The Registrant has no employees. Management and administrative services for the Registrant are performed by the General Partners and their affiliates pursuant to the Partnership Agreement. For further information, see Note E of the financial statements in the Registrant’s Annual Report which is filed as an exhibit hereto.

 

Item 2.  Properties

 

As of December 31, 2003, the Registrant owns the following property:

 

Property Location


   Average
Occupancy Rates
for the year ended
December 31,
2003(1)


    Land
(in acres)


   Rentable
Units


  

Monthly

Rental Rates

Per Unit
as of December 31,
2003


Hampton Park (Capitol Heights, Maryland)

                    

Mini-warehouse

   95.30 %   5.87    130    $42- $285

Commercial

   89.34 %        56    $365- $1,350
               
    
                186     
               
    

(1) Average occupancy rates are calculated by averaging the monthly occupancies determined by dividing occupied square footage by available square footage as of each month-end.

 

The General Partners believe the Registrant’s remaining property is adequately insured.

• Stated problem A: Reproduce the records verbatim, starting with their first line and ending with the line containing "x-tick-label: 3.00% [966,531,1003,568]", with both of those lines included.
The filing excerpt and the records are unrelated material.

• Dataset rows:

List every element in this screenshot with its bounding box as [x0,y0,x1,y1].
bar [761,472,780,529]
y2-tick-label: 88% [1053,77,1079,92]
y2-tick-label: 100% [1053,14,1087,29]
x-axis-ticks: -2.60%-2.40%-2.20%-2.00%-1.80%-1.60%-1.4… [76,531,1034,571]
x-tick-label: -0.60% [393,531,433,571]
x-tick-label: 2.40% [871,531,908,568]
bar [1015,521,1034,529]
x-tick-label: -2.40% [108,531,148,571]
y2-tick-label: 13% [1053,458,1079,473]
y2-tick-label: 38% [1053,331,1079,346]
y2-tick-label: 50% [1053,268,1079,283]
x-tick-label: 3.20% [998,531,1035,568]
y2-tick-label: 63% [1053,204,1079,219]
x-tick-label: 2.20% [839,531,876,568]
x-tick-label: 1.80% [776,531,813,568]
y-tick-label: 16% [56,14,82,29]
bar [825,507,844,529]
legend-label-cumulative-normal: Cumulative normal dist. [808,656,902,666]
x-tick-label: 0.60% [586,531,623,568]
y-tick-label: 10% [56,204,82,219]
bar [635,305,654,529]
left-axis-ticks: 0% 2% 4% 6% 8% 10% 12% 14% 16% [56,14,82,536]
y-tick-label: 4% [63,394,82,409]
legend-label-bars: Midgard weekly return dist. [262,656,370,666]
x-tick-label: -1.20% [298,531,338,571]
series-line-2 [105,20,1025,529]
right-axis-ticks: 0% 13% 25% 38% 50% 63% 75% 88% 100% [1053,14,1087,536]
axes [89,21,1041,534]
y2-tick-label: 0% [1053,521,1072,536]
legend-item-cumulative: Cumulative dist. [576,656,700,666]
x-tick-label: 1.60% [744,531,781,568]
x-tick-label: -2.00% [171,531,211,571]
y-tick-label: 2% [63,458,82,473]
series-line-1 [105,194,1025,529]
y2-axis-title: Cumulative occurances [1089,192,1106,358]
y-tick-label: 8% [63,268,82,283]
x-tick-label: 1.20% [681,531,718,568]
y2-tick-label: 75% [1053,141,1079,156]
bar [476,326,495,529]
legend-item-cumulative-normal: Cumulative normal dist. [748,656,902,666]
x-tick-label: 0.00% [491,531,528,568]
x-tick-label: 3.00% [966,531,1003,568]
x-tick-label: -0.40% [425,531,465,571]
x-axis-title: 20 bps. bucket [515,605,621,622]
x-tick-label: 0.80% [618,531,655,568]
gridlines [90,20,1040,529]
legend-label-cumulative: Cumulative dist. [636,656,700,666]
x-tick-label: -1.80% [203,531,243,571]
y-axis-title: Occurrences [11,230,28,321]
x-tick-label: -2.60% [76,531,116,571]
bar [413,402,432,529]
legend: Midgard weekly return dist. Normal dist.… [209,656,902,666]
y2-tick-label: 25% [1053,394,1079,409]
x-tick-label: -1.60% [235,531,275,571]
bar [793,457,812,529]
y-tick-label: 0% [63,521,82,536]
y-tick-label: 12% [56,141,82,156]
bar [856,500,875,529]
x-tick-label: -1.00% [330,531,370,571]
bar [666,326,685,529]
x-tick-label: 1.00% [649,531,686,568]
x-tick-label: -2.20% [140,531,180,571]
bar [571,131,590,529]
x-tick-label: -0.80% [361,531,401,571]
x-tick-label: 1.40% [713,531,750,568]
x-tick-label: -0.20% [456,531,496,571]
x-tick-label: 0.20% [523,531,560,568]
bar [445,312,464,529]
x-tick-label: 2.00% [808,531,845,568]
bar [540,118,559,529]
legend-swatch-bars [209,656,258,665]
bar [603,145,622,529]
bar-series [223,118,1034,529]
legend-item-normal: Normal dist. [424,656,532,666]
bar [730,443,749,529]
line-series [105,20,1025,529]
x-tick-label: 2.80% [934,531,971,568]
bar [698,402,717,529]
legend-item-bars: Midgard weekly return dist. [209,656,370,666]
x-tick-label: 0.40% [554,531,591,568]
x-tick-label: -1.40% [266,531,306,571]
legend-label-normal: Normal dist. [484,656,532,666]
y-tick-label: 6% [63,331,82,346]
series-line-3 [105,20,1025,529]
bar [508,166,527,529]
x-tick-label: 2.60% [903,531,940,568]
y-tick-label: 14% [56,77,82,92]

• Stated problem B: According to the filing excerpt, who performs management and administrative services for the Registrant?

• Finished answer A:
List every element in this screenshot with its bounding box as [x0,y0,x1,y1].
bar [761,472,780,529]
y2-tick-label: 88% [1053,77,1079,92]
y2-tick-label: 100% [1053,14,1087,29]
x-axis-ticks: -2.60%-2.40%-2.20%-2.00%-1.80%-1.60%-1.4… [76,531,1034,571]
x-tick-label: -0.60% [393,531,433,571]
x-tick-label: 2.40% [871,531,908,568]
bar [1015,521,1034,529]
x-tick-label: -2.40% [108,531,148,571]
y2-tick-label: 13% [1053,458,1079,473]
y2-tick-label: 38% [1053,331,1079,346]
y2-tick-label: 50% [1053,268,1079,283]
x-tick-label: 3.20% [998,531,1035,568]
y2-tick-label: 63% [1053,204,1079,219]
x-tick-label: 2.20% [839,531,876,568]
x-tick-label: 1.80% [776,531,813,568]
y-tick-label: 16% [56,14,82,29]
bar [825,507,844,529]
legend-label-cumulative-normal: Cumulative normal dist. [808,656,902,666]
x-tick-label: 0.60% [586,531,623,568]
y-tick-label: 10% [56,204,82,219]
bar [635,305,654,529]
left-axis-ticks: 0% 2% 4% 6% 8% 10% 12% 14% 16% [56,14,82,536]
y-tick-label: 4% [63,394,82,409]
legend-label-bars: Midgard weekly return dist. [262,656,370,666]
x-tick-label: -1.20% [298,531,338,571]
series-line-2 [105,20,1025,529]
right-axis-ticks: 0% 13% 25% 38% 50% 63% 75% 88% 100% [1053,14,1087,536]
axes [89,21,1041,534]
y2-tick-label: 0% [1053,521,1072,536]
legend-item-cumulative: Cumulative dist. [576,656,700,666]
x-tick-label: 1.60% [744,531,781,568]
x-tick-label: -2.00% [171,531,211,571]
y-tick-label: 2% [63,458,82,473]
series-line-1 [105,194,1025,529]
y2-axis-title: Cumulative occurances [1089,192,1106,358]
y-tick-label: 8% [63,268,82,283]
x-tick-label: 1.20% [681,531,718,568]
y2-tick-label: 75% [1053,141,1079,156]
bar [476,326,495,529]
legend-item-cumulative-normal: Cumulative normal dist. [748,656,902,666]
x-tick-label: 0.00% [491,531,528,568]
x-tick-label: 3.00% [966,531,1003,568]

• Finished answer B: The General Partners and their affiliates perform them, pursuant to the Partnership Agreement.